### WHAT THE EXERCISE ASKS
Where the data below has the string "maycause", return the whole line.

### MATERIAL
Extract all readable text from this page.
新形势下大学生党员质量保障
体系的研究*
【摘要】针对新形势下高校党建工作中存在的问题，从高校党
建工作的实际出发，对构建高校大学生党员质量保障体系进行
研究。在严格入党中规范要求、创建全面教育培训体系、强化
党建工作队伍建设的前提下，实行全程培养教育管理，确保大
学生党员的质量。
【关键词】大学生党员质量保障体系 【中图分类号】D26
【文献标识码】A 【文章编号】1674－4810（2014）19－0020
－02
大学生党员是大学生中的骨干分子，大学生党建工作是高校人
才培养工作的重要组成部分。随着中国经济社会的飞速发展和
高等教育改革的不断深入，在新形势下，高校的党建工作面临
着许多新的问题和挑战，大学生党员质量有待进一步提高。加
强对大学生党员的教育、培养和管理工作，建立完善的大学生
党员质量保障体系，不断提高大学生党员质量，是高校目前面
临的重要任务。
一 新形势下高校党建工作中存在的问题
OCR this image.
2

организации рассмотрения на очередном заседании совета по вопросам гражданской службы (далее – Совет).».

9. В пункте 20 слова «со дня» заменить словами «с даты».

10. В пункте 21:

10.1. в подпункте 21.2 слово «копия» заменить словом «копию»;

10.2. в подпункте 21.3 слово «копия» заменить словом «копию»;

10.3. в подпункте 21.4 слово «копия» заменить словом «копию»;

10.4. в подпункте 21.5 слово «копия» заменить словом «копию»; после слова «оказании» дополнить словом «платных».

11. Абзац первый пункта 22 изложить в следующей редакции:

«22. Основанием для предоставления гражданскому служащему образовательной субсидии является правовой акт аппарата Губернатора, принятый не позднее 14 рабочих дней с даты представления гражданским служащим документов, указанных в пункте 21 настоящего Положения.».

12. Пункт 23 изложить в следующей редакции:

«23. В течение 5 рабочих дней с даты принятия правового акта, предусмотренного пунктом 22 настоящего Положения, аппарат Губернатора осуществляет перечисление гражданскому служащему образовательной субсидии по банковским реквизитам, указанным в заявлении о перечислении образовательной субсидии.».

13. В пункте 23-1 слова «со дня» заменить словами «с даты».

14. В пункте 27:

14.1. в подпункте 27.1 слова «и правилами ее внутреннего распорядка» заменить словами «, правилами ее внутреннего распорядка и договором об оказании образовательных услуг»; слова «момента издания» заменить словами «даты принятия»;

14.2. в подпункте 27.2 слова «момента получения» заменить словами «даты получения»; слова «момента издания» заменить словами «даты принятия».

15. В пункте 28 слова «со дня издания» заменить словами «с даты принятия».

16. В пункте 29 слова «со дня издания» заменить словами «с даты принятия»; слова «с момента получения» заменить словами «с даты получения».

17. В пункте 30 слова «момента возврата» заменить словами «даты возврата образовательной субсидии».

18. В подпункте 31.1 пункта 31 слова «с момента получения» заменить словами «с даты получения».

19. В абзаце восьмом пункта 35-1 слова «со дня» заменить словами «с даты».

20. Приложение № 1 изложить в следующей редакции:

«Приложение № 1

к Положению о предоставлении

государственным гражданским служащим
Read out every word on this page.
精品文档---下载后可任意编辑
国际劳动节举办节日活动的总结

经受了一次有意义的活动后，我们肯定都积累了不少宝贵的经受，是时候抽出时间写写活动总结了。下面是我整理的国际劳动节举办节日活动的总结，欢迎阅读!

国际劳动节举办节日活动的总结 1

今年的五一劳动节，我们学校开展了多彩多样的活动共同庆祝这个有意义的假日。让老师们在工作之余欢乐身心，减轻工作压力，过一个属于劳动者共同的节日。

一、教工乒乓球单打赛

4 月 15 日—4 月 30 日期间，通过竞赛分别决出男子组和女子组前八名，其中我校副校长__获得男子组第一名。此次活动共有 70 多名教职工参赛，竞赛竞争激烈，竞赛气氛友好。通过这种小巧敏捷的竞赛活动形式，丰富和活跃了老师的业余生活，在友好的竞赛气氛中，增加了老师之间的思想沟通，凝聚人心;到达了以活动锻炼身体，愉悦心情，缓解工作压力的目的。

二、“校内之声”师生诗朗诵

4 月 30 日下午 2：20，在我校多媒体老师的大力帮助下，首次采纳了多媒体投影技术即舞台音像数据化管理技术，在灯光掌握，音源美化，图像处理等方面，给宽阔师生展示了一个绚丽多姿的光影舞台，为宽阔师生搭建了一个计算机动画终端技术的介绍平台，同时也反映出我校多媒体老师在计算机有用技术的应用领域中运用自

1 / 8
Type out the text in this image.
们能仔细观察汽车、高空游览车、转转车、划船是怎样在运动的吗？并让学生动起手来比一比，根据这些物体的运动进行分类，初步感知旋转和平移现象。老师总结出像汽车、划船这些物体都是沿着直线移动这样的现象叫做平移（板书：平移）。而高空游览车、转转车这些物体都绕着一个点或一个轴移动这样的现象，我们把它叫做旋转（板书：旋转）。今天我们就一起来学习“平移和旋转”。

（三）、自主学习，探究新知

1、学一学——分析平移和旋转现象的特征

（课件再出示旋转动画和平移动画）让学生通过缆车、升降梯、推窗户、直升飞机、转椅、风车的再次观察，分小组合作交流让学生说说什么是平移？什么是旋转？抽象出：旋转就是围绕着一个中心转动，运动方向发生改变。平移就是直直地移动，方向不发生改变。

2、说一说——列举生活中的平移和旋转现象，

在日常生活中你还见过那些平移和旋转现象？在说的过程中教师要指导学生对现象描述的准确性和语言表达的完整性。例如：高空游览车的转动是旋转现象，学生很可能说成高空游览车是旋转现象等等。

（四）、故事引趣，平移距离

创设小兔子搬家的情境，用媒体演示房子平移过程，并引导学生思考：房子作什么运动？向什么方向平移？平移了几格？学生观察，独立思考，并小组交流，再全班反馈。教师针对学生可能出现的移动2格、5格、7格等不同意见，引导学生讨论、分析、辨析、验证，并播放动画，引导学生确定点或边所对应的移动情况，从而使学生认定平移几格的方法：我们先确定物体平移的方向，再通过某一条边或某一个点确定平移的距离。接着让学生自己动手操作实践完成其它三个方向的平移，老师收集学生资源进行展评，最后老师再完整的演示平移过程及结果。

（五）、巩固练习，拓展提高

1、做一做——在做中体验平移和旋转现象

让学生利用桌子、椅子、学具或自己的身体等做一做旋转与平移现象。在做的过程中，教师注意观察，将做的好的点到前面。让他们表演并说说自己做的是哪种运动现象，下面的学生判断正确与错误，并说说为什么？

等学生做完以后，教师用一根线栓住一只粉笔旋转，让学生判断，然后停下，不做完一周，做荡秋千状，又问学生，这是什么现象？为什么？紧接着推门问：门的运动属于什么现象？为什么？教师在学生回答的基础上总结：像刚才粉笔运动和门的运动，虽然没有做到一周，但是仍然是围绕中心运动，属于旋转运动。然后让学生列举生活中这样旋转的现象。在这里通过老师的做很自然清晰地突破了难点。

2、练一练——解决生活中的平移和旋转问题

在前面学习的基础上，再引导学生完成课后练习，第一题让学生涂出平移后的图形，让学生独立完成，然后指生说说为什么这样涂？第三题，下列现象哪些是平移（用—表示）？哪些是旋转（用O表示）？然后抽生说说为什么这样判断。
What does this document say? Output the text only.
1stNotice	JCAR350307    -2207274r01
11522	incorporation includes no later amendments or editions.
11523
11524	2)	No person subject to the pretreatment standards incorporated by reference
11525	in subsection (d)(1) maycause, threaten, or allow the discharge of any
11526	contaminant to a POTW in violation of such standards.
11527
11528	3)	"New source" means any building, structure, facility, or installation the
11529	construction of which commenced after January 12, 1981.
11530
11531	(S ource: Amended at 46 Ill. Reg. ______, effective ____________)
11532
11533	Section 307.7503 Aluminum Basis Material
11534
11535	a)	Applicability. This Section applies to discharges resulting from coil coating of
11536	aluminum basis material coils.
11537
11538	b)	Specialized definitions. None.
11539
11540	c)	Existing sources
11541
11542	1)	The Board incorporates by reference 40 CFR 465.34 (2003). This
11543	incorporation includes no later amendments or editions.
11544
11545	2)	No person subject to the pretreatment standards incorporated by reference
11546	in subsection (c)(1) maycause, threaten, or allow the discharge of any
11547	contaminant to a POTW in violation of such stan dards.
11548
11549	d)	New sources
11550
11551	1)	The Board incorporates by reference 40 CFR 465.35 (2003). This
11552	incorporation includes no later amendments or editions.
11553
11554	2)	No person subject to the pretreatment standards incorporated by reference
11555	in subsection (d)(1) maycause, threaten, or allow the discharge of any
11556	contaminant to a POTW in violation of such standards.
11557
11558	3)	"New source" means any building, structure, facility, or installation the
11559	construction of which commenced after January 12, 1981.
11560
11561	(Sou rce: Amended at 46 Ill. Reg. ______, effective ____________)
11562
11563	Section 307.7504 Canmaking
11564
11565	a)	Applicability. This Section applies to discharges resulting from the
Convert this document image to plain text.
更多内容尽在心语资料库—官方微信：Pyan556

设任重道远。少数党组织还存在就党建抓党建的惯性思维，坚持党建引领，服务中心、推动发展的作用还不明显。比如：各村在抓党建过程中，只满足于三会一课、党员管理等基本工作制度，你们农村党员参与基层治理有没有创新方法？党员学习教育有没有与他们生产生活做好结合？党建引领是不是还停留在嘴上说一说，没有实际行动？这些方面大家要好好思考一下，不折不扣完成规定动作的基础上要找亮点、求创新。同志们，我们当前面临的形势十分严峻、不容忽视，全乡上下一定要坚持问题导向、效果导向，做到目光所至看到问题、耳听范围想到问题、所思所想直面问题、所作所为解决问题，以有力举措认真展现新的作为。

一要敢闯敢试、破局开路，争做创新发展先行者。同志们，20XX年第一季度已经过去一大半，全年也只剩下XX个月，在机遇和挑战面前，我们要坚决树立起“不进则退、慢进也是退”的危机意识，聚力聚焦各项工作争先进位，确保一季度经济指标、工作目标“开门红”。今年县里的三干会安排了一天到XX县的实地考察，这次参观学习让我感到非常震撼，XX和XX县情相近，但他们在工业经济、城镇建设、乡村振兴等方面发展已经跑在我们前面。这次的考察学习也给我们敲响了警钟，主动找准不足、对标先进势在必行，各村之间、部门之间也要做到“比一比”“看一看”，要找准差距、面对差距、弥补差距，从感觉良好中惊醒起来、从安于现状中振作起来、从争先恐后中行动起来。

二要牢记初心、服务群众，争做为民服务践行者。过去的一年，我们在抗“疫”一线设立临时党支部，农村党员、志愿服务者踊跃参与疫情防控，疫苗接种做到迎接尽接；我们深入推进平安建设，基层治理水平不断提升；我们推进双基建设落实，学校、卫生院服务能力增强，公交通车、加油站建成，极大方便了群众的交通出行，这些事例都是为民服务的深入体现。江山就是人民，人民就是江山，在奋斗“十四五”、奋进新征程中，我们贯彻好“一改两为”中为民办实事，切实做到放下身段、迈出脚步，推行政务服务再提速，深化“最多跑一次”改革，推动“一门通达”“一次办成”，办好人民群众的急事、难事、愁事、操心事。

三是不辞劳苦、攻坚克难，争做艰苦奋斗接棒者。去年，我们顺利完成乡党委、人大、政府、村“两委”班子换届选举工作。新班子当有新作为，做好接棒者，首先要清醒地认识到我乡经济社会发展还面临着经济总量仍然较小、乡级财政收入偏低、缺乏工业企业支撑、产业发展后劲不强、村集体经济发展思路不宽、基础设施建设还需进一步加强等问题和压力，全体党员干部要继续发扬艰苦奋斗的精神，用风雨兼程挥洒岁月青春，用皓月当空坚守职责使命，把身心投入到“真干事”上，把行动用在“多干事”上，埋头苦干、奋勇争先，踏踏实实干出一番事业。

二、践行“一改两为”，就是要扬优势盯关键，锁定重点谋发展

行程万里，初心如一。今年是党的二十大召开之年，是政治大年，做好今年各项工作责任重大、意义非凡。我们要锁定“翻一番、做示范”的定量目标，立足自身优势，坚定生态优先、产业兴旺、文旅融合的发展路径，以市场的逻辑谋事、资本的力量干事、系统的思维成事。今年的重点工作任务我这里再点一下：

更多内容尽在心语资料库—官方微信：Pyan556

### ANSWER TO THIS TASK
11525	in subsection (d)(1) maycause, threaten, or allow the discharge of any
11546	in subsection (c)(1) maycause, threaten, or allow the discharge of any
11555	in subsection (d)(1) maycause, threaten, or allow the discharge of any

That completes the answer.